- _REQUIREMENT_:
Without the pictures, copy all of the data exactly.

-- Opening Marker --

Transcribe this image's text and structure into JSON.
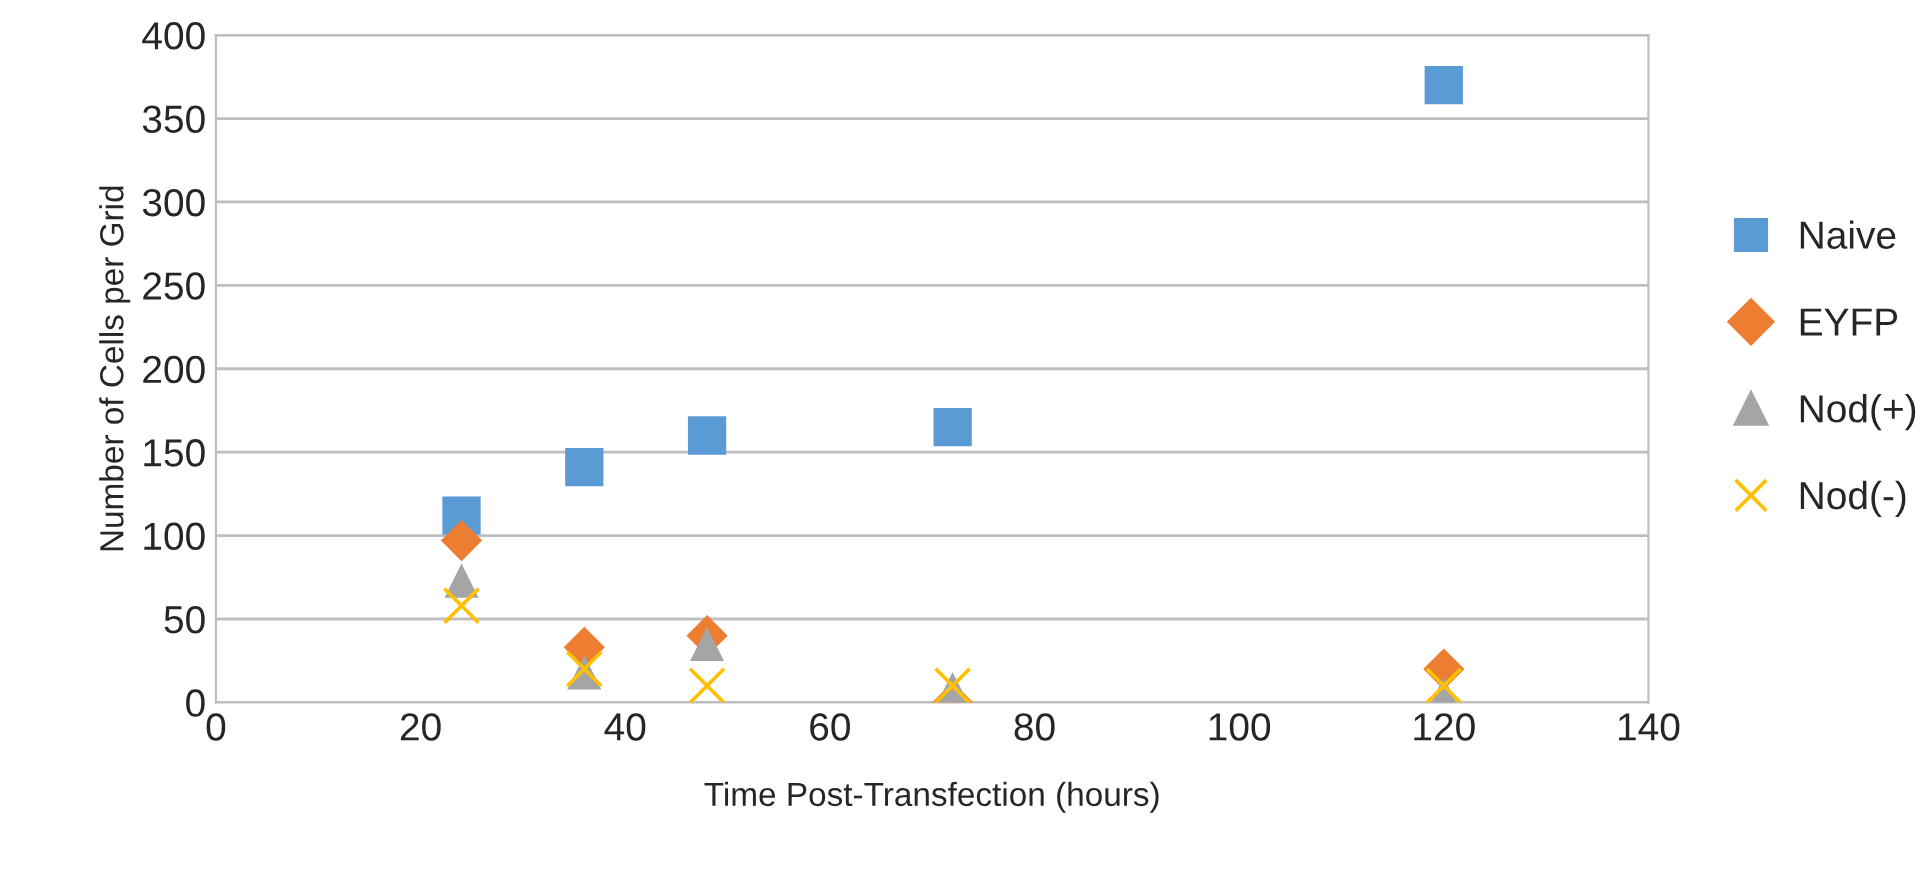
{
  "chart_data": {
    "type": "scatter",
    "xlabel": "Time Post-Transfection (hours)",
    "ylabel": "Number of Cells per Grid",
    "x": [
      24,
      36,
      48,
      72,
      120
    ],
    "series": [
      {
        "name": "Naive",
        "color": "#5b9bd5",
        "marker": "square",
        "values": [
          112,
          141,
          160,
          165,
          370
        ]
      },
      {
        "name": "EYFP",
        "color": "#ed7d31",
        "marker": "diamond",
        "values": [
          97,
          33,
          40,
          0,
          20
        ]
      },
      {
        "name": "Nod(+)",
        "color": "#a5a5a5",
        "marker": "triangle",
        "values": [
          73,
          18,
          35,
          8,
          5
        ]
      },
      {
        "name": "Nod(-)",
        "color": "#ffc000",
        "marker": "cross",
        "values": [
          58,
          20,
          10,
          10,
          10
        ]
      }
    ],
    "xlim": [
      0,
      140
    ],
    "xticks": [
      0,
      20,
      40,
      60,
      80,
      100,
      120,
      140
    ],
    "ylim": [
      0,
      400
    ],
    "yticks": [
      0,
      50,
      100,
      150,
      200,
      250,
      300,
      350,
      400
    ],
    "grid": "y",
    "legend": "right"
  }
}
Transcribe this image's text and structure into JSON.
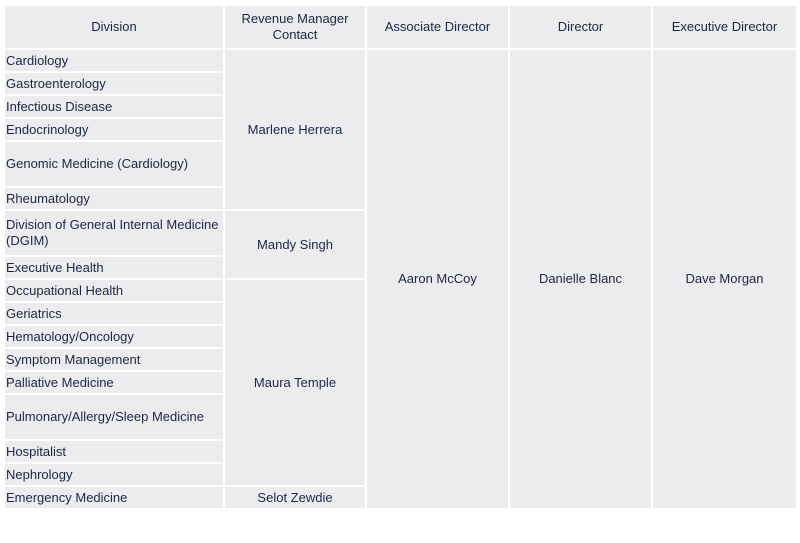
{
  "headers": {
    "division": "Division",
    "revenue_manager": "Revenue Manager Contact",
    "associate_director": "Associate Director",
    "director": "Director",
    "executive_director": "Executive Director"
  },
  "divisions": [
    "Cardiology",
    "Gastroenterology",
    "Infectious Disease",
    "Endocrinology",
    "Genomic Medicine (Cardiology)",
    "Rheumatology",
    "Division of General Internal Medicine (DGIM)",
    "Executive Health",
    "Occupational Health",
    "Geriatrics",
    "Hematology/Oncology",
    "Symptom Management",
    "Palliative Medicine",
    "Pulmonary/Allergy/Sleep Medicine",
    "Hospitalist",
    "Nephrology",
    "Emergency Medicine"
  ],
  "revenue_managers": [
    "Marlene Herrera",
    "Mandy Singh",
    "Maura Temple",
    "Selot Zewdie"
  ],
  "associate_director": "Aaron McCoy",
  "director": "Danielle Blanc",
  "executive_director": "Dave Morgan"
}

-- Closing Marker --

- _OUTPUT_:
Transcribe this image's text and structure into JSON.
{
  "chart_data": {
    "type": "scatter",
    "xlabel": "Time Post-Transfection (hours)",
    "ylabel": "Number of Cells per Grid",
    "x": [
      24,
      36,
      48,
      72,
      120
    ],
    "series": [
      {
        "name": "Naive",
        "color": "#5b9bd5",
        "marker": "square",
        "values": [
          112,
          141,
          160,
          165,
          370
        ]
      },
      {
        "name": "EYFP",
        "color": "#ed7d31",
        "marker": "diamond",
        "values": [
          97,
          33,
          40,
          0,
          20
        ]
      },
      {
        "name": "Nod(+)",
        "color": "#a5a5a5",
        "marker": "triangle",
        "values": [
          73,
          18,
          35,
          8,
          5
        ]
      },
      {
        "name": "Nod(-)",
        "color": "#ffc000",
        "marker": "cross",
        "values": [
          58,
          20,
          10,
          10,
          10
        ]
      }
    ],
    "xlim": [
      0,
      140
    ],
    "xticks": [
      0,
      20,
      40,
      60,
      80,
      100,
      120,
      140
    ],
    "ylim": [
      0,
      400
    ],
    "yticks": [
      0,
      50,
      100,
      150,
      200,
      250,
      300,
      350,
      400
    ],
    "grid": "y",
    "legend": "right"
  }
}
Transcribe this image's text and structure into JSON.
{
  "headers": {
    "division": "Division",
    "revenue_manager": "Revenue Manager Contact",
    "associate_director": "Associate Director",
    "director": "Director",
    "executive_director": "Executive Director"
  },
  "divisions": [
    "Cardiology",
    "Gastroenterology",
    "Infectious Disease",
    "Endocrinology",
    "Genomic Medicine (Cardiology)",
    "Rheumatology",
    "Division of General Internal Medicine (DGIM)",
    "Executive Health",
    "Occupational Health",
    "Geriatrics",
    "Hematology/Oncology",
    "Symptom Management",
    "Palliative Medicine",
    "Pulmonary/Allergy/Sleep Medicine",
    "Hospitalist",
    "Nephrology",
    "Emergency Medicine"
  ],
  "revenue_managers": [
    "Marlene Herrera",
    "Mandy Singh",
    "Maura Temple",
    "Selot Zewdie"
  ],
  "associate_director": "Aaron McCoy",
  "director": "Danielle Blanc",
  "executive_director": "Dave Morgan"
}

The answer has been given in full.